▶ [TO DO]: Nothing in the records may be left out or altered; reproduce them all exactly.

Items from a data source
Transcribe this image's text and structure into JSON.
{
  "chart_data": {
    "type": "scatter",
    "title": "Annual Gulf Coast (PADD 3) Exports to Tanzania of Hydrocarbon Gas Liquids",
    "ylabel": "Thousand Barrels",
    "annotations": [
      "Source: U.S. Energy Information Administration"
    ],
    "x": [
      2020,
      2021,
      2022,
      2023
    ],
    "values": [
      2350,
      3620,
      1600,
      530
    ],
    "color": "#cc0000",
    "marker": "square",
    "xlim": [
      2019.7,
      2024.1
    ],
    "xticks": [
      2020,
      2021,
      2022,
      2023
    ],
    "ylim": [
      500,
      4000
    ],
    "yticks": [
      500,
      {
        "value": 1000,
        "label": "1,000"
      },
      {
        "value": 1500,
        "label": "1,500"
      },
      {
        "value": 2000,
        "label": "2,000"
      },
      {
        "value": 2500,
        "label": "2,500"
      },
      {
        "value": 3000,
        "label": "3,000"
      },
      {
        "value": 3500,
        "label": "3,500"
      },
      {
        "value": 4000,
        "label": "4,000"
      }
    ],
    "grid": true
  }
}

▶ [RESULT OF THE TASK]:
Transcribe this image's text and structure into JSON.
{
  "chart_data": {
    "type": "scatter",
    "title": "Annual Gulf Coast (PADD 3) Exports to Tanzania of Hydrocarbon Gas Liquids",
    "ylabel": "Thousand Barrels",
    "annotations": [
      "Source: U.S. Energy Information Administration"
    ],
    "x": [
      2020,
      2021,
      2022,
      2023
    ],
    "values": [
      2350,
      3620,
      1600,
      530
    ],
    "color": "#cc0000",
    "marker": "square",
    "xlim": [
      2019.7,
      2024.1
    ],
    "xticks": [
      2020,
      2021,
      2022,
      2023
    ],
    "ylim": [
      500,
      4000
    ],
    "yticks": [
      500,
      {
        "value": 1000,
        "label": "1,000"
      },
      {
        "value": 1500,
        "label": "1,500"
      },
      {
        "value": 2000,
        "label": "2,000"
      },
      {
        "value": 2500,
        "label": "2,500"
      },
      {
        "value": 3000,
        "label": "3,000"
      },
      {
        "value": 3500,
        "label": "3,500"
      },
      {
        "value": 4000,
        "label": "4,000"
      }
    ],
    "grid": true
  }
}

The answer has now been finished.